• [To do]
Copy out the rows from the start of the records through the line containing "nav-label-services: Services —", both ends included, reproducing each line unchanged.

Dataset items:
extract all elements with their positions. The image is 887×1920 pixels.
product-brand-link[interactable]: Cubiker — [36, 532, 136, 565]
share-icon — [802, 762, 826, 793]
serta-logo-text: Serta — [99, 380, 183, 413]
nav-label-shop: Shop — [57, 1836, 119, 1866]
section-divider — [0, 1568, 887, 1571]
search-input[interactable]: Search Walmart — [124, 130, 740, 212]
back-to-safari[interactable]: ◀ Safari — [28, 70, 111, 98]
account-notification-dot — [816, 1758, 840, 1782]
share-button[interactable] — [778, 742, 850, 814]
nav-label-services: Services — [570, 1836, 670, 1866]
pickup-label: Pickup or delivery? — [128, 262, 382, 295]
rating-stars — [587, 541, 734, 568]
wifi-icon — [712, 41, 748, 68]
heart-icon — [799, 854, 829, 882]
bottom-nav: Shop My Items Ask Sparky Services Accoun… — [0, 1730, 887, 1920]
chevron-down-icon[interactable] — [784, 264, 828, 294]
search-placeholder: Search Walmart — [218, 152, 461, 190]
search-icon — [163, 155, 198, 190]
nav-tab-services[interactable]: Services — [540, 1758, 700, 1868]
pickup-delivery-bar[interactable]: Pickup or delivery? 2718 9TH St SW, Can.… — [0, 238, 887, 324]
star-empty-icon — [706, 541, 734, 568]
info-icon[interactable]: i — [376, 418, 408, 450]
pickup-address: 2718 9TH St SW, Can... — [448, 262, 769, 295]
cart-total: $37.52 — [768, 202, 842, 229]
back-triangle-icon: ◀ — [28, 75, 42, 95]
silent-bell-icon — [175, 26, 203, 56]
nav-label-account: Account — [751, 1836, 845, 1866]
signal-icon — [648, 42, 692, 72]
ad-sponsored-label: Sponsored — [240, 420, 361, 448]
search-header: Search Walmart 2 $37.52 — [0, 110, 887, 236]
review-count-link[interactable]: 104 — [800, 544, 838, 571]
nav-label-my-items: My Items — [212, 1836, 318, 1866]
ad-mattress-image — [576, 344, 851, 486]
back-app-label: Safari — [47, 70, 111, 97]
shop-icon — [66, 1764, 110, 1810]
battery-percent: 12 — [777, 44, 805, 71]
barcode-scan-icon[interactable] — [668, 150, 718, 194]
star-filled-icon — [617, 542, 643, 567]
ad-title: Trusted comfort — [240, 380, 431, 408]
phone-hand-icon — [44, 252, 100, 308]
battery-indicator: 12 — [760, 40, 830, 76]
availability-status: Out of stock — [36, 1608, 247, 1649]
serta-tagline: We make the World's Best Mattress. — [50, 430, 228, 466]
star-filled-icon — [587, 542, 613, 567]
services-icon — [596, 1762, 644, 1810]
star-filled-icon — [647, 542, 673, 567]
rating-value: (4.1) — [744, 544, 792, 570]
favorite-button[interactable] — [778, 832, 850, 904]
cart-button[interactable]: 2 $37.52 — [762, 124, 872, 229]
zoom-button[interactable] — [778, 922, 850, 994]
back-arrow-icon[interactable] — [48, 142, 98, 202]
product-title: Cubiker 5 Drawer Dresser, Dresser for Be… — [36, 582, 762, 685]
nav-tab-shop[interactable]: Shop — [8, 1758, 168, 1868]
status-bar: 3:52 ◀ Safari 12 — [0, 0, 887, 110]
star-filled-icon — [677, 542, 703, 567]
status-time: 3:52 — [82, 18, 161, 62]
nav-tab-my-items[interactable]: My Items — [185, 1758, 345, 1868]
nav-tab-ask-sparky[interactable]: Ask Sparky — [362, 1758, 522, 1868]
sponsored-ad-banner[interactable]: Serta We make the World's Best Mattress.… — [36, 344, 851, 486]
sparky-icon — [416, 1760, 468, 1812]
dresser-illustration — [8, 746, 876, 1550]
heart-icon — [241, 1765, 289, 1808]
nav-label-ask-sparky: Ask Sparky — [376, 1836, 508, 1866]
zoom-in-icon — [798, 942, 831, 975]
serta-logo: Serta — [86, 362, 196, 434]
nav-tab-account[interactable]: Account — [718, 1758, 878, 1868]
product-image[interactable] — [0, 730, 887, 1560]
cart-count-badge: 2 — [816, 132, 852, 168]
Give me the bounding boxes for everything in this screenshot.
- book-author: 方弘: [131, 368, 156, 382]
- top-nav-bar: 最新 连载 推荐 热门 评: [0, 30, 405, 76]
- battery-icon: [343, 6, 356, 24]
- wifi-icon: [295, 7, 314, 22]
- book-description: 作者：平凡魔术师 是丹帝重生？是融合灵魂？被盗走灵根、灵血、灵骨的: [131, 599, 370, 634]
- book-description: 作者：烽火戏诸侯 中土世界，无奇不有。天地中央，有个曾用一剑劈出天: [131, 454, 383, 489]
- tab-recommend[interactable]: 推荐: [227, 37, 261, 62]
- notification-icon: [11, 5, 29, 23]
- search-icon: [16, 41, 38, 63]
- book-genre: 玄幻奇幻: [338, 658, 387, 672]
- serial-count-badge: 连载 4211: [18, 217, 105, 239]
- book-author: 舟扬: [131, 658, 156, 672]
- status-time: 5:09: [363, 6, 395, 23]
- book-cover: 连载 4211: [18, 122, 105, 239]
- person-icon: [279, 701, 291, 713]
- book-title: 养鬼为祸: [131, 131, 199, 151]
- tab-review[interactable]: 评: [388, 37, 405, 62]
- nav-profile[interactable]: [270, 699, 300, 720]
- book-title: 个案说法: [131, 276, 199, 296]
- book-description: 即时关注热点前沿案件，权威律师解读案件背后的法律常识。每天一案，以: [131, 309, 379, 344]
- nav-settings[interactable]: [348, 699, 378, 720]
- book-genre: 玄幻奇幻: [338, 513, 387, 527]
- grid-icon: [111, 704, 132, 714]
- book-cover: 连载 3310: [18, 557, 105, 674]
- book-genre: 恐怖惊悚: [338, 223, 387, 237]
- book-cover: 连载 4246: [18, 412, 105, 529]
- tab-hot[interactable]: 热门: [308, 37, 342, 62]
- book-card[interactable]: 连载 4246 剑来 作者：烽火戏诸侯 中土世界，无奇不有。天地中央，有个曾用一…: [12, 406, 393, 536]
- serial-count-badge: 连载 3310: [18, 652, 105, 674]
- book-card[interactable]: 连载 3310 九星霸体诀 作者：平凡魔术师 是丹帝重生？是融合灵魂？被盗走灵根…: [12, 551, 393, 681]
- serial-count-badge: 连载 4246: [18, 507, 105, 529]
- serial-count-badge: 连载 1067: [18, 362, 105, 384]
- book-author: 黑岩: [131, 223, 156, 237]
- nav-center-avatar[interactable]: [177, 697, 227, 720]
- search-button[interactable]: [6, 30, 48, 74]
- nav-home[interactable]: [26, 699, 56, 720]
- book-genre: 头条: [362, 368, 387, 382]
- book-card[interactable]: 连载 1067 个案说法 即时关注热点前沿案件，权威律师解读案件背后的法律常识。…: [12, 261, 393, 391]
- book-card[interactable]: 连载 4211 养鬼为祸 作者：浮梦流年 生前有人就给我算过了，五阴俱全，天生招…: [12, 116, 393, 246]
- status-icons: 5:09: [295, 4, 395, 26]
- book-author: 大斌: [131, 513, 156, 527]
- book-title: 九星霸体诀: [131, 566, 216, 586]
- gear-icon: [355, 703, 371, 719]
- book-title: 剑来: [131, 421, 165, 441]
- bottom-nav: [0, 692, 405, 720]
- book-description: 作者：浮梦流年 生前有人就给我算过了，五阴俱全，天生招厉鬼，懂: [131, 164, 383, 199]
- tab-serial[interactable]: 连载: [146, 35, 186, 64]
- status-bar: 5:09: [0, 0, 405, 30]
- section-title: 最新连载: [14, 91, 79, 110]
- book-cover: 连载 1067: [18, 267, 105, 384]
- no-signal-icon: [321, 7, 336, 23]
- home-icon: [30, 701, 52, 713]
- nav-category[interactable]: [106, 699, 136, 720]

• [Correct output]
extract all elements with their positions. The image is 887×1920 pixels.
product-brand-link[interactable]: Cubiker — [36, 532, 136, 565]
share-icon — [802, 762, 826, 793]
serta-logo-text: Serta — [99, 380, 183, 413]
nav-label-shop: Shop — [57, 1836, 119, 1866]
section-divider — [0, 1568, 887, 1571]
search-input[interactable]: Search Walmart — [124, 130, 740, 212]
back-to-safari[interactable]: ◀ Safari — [28, 70, 111, 98]
account-notification-dot — [816, 1758, 840, 1782]
share-button[interactable] — [778, 742, 850, 814]
nav-label-services: Services — [570, 1836, 670, 1866]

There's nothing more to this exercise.